STATED TASK A: Locate each line in the records that contains the word "legend", and copy those lines.

TEXT SHOWN:
I love that you pulled that out.
The Much that always wanted More was one of the many nicknames that Margaret Fuller got early in life.
She was really this... She never saw a boundary or a barrier, and there were quite a few for women in her age, that she didn't strive to push against and then push through.
Edgar Allan Poe, we can say her frenemy, a rival.
(everyone laughing) There are three categories of humanity.
There are men, women, and there's Margaret Fuller.
She just defied labels and boundaries, and she just kind of was a unique mind and entity under her own.
But as you said, she was the first to, and you can fill in the blank over and over again.
First woman to study at Harvard, first female full-time foreign war correspondent, considered by many to be the founding mother of the American Women's Rights Movement.
So she did huge things, but she was a woman living in a time that was, by and large, a man's world.
And so, in some ways, she was almost like a century ahead of her time.
But thank goodness for us and for humanity, she was when she was because she really dedicated her life's work and her brilliant mind and her prolific energy to asking the questions, raising the arguments, and moving humanity forward, not only for women, but for all people.
She really got her hands dirty in the work of reform and these big questions that were kind of on the minds of this new republic, this new American democracy, that was only, you know, in it's a few decades old.

DATA PROVIDED:
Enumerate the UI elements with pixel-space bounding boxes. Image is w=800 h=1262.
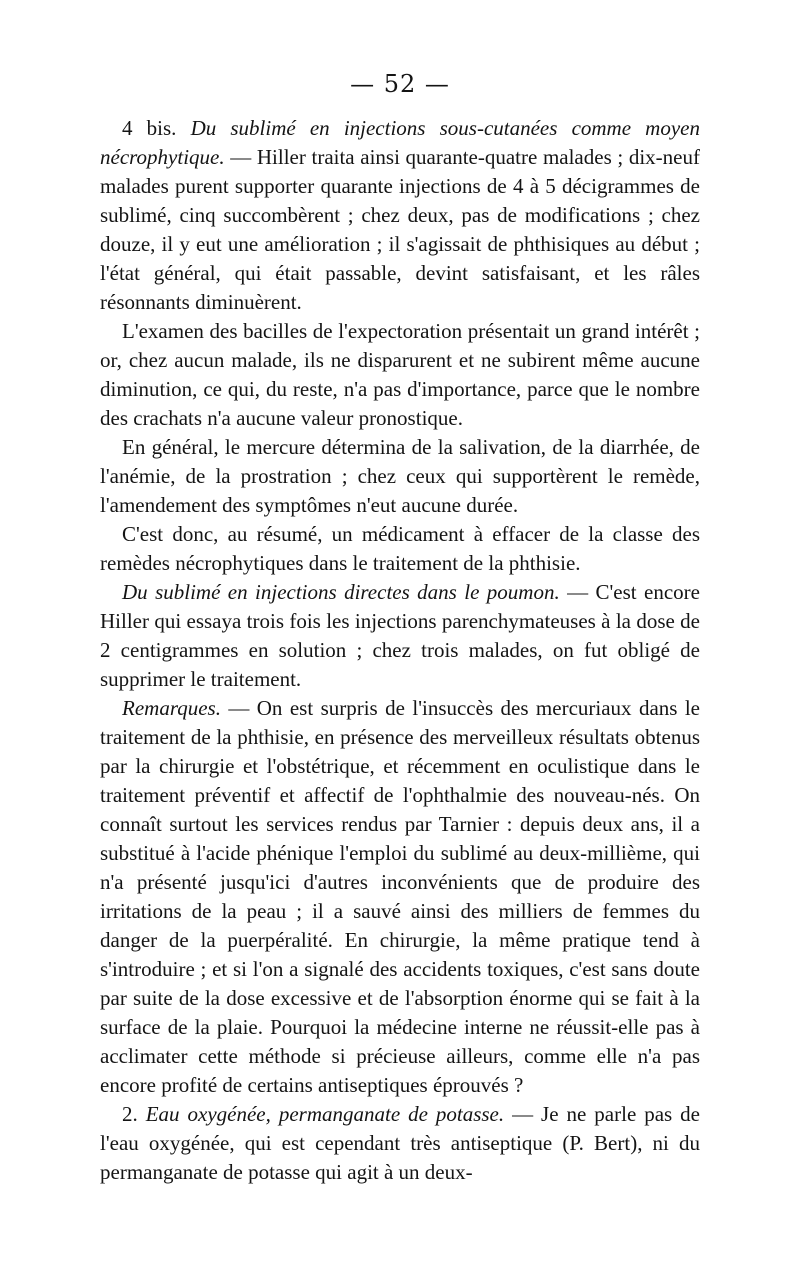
paragraph-text: L'examen des bacilles de l'expectoration présentait un grand intérêt ; or, chez aucun malade, ils ne disparurent et ne subirent même aucune diminution, ce qui, du reste, n'a pas d'importance, parce que le nombre des crachats n'a aucune valeur pronostique. (100, 319, 700, 430)
paragraph-text: C'est donc, au résumé, un médicament à effacer de la classe des remèdes nécrophytiques dans le traitement de la phthisie. (100, 522, 700, 575)
paragraph-oxygenated-water (100, 1100, 700, 1187)
paragraph-text: — Hiller traita ainsi quarante-quatre malades ; dix-neuf malades purent supporter quarante injections de 4 à 5 décigrammes de sublimé, cinq succombèrent ; chez deux, pas de modifications ; chez douze, il y eut une amélioration ; il s'agissait de phthisiques au début ; l'état général, qui était passable, devint satisfaisant, et les râles résonnants diminuèrent. (100, 145, 700, 314)
section-title: Du sublimé en injections sous-cutanées comme moyen nécrophytique. (100, 116, 700, 169)
paragraph-bacilli-exam (100, 317, 700, 433)
section-title: Du sublimé en injections directes dans le poumon. (122, 580, 560, 604)
book-page (100, 70, 700, 1187)
paragraph-text: — C'est encore Hiller qui essaya trois fois les injections parenchymateuses à la dose de 2 centigrammes en solution ; chez trois malades, on fut obligé de supprimer le traitement. (100, 580, 700, 691)
paragraph-remarks (100, 694, 700, 1100)
paragraph-text: En général, le mercure détermina de la salivation, de la diarrhée, de l'anémie, de la prostration ; chez ceux qui supportèrent le remède, l'amendement des symptômes n'eut aucune durée. (100, 435, 700, 517)
paragraph-mercury-effects (100, 433, 700, 520)
paragraph-text: — Je ne parle pas de l'eau oxygénée, qui est cependant très antiseptique (P. Bert), ni du permanganate de potasse qui agit à un deux- (100, 1102, 700, 1184)
section-number: 4 bis. (122, 116, 191, 140)
paragraph-direct-injections (100, 578, 700, 694)
paragraph-text: — On est surpris de l'insuccès des mercuriaux dans le traitement de la phthisie, en présence des merveilleux résultats obtenus par la chirurgie et l'obstétrique, et récemment en oculistique dans le traitement préventif et affectif de l'ophthalmie des nouveau-nés. On connaît surtout les services rendus par Tarnier : depuis deux ans, il a substitué à l'acide phénique l'emploi du sublimé au deux-millième, qui n'a présenté jusqu'ici d'autres inconvénients que de produire des irritations de la peau ; il a sauvé ainsi des milliers de femmes du danger de la puerpéralité. En chirurgie, la même pratique tend à s'introduire ; et si l'on a signalé des accidents toxiques, c'est sans doute par suite de la dose excessive et de l'absorption énorme qui se fait à la surface de la plaie. Pourquoi la médecine interne ne réussit-elle pas à acclimater cette méthode si précieuse ailleurs, comme elle n'a pas encore profité de certains antiseptiques éprouvés ? (100, 696, 700, 1097)
paragraph-sublime-subcutaneous (100, 114, 700, 317)
section-title: Remarques. (122, 696, 221, 720)
page-number: — 52 — (350, 70, 450, 98)
section-number: 2. (122, 1102, 146, 1126)
section-title: Eau oxygénée, permanganate de potasse. (145, 1102, 505, 1126)
paragraph-summary (100, 520, 700, 578)
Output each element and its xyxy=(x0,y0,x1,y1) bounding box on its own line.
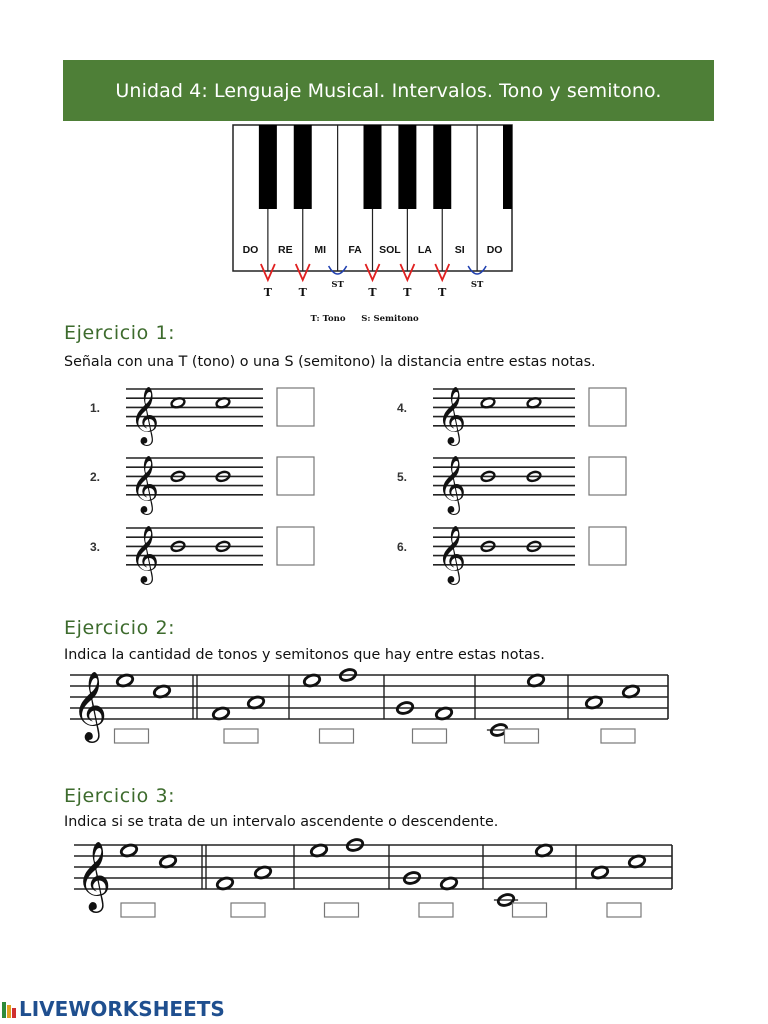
treble-clef-icon: 𝄞 xyxy=(76,841,112,911)
treble-clef-icon: 𝄞 xyxy=(437,524,467,583)
item-label: 2. xyxy=(90,470,101,484)
exercise-2-heading: Ejercicio 2: xyxy=(64,617,176,639)
key-note-label: RE xyxy=(278,244,293,256)
legend-semitone: S: Semitono xyxy=(361,314,419,324)
interval-label: T xyxy=(263,286,272,299)
key-note-label: FA xyxy=(348,244,362,256)
interval-label: T xyxy=(403,286,412,299)
item-label: 3. xyxy=(90,540,101,554)
interval-label: T xyxy=(298,286,307,299)
answer-box xyxy=(231,903,265,917)
liveworksheets-logo xyxy=(0,996,225,1022)
legend-tone: T: Tono xyxy=(310,314,346,324)
answer-box xyxy=(607,903,641,917)
page-title: Unidad 4: Lenguaje Musical. Intervalos. Tono y semitono. xyxy=(63,60,714,121)
answer-box xyxy=(121,903,155,917)
key-note-label: LA xyxy=(417,244,432,256)
exercise-1-heading: Ejercicio 1: xyxy=(64,322,176,344)
item-label: 6. xyxy=(397,540,408,554)
key-note-label: MI xyxy=(314,244,327,256)
treble-clef-icon: 𝄞 xyxy=(130,454,160,513)
answer-box xyxy=(419,903,453,917)
interval-label: ST xyxy=(470,280,484,290)
item-label: 1. xyxy=(90,401,101,415)
treble-clef-icon: 𝄞 xyxy=(130,385,160,444)
treble-clef-icon: 𝄞 xyxy=(130,524,160,583)
answer-box xyxy=(513,903,547,917)
treble-clef-icon: 𝄞 xyxy=(72,671,108,741)
exercise-3-heading: Ejercicio 3: xyxy=(64,785,176,807)
interval-label: T xyxy=(438,286,447,299)
answer-box xyxy=(325,903,359,917)
key-note-label: DO xyxy=(242,244,259,256)
liveworksheets-icon xyxy=(2,1000,16,1018)
item-label: 4. xyxy=(397,401,408,415)
interval-label: T xyxy=(368,286,377,299)
exercise-1-instruction: Señala con una T (tono) o una S (semitono) la distancia entre estas notas. xyxy=(64,354,596,370)
exercise-2-instruction: Indica la cantidad de tonos y semitonos que hay entre estas notas. xyxy=(64,647,545,663)
interval-label: ST xyxy=(331,280,344,290)
treble-clef-icon: 𝄞 xyxy=(437,385,467,444)
key-note-label: SOL xyxy=(379,244,401,256)
treble-clef-icon: 𝄞 xyxy=(437,454,467,513)
item-label: 5. xyxy=(397,470,408,484)
exercise-3-instruction: Indica si se trata de un intervalo ascendente o descendente. xyxy=(64,814,499,830)
key-note-label: SI xyxy=(454,244,465,256)
key-note-label: DO xyxy=(486,244,503,256)
logo-text: LIVEWORKSHEETS xyxy=(19,997,225,1021)
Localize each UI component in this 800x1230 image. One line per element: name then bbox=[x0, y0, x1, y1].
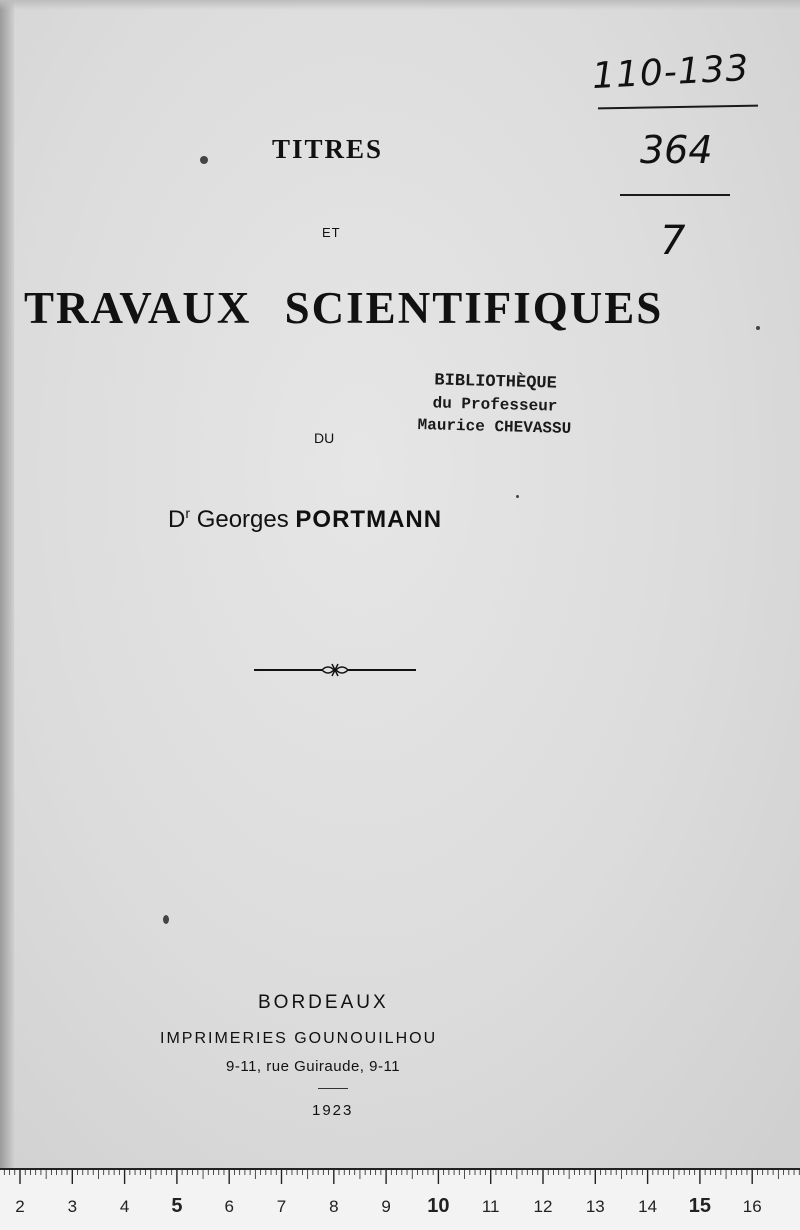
ruler-scale bbox=[0, 1170, 800, 1230]
main-title: TRAVAUX SCIENTIFIQUES bbox=[24, 282, 663, 334]
ruler-label: 6 bbox=[224, 1197, 233, 1216]
handwritten-shelfmark-line3: 7 bbox=[660, 218, 685, 264]
paper-speck bbox=[756, 326, 760, 330]
ruler-label: 8 bbox=[329, 1197, 338, 1216]
imprint-address: 9-11, rue Guiraude, 9-11 bbox=[226, 1058, 400, 1075]
measuring-ruler bbox=[0, 1168, 800, 1230]
ruler-label: 11 bbox=[482, 1197, 500, 1216]
imprint-printer: IMPRIMERIES GOUNOUILHOU bbox=[160, 1030, 437, 1048]
library-stamp bbox=[399, 370, 591, 441]
handwritten-shelfmark-line1: 110-133 bbox=[591, 48, 750, 97]
paper-speck bbox=[163, 915, 169, 924]
title-titres: TITRES bbox=[272, 134, 383, 165]
imprint-year: 1923 bbox=[312, 1102, 353, 1119]
ruler-label: 3 bbox=[68, 1197, 77, 1216]
ruler-label: 16 bbox=[743, 1197, 762, 1216]
ruler-label: 13 bbox=[586, 1197, 605, 1216]
stamp-line-2: du Professeur bbox=[400, 392, 591, 419]
ruler-label: 7 bbox=[277, 1197, 286, 1216]
top-edge-shadow bbox=[0, 0, 800, 10]
stamp-line-1: BIBLIOTHÈQUE bbox=[400, 370, 591, 397]
title-et: ET bbox=[322, 225, 341, 240]
handwritten-shelfmark-line2: 364 bbox=[640, 128, 713, 172]
handwritten-underline-1 bbox=[598, 105, 758, 110]
ruler-label: 10 bbox=[427, 1195, 449, 1217]
ruler-label: 9 bbox=[381, 1197, 390, 1216]
author-last-name: PORTMANN bbox=[295, 506, 442, 533]
imprint-rule bbox=[318, 1088, 348, 1089]
ruler-label: 15 bbox=[689, 1195, 711, 1217]
ruler-label: 12 bbox=[534, 1197, 553, 1216]
handwritten-underline-2 bbox=[620, 194, 730, 196]
paper-speck bbox=[516, 495, 519, 498]
ruler-label: 5 bbox=[171, 1195, 182, 1217]
ruler-label: 14 bbox=[638, 1197, 657, 1216]
author-line bbox=[168, 505, 442, 534]
imprint-city: BORDEAUX bbox=[258, 992, 389, 1014]
author-prefix: D bbox=[168, 506, 185, 533]
ornament-divider bbox=[254, 660, 416, 680]
author-first-name: Georges bbox=[197, 506, 289, 533]
spine-shadow bbox=[0, 0, 14, 1168]
stamp-line-3: Maurice CHEVASSU bbox=[399, 414, 590, 441]
ruler-label: 4 bbox=[120, 1197, 129, 1216]
paper-speck bbox=[200, 156, 208, 164]
title-du: DU bbox=[314, 430, 334, 446]
author-prefix-sup: r bbox=[185, 505, 190, 521]
ruler-label: 2 bbox=[15, 1197, 24, 1216]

STATED TASK B: Translate this sentence from the Margaret Fuller text into Spanish: "And so, in some ways, she was almost like a century ahead of her time."

WRITTEN ANSWER A:
legend-semitone: S: Semitono xyxy=(361,314,419,324)
legend-tone: T: Tono xyxy=(310,314,346,324)

WRITTEN ANSWER B: Y así, en cierto modo, ella estaba casi como un siglo adelantada a su época.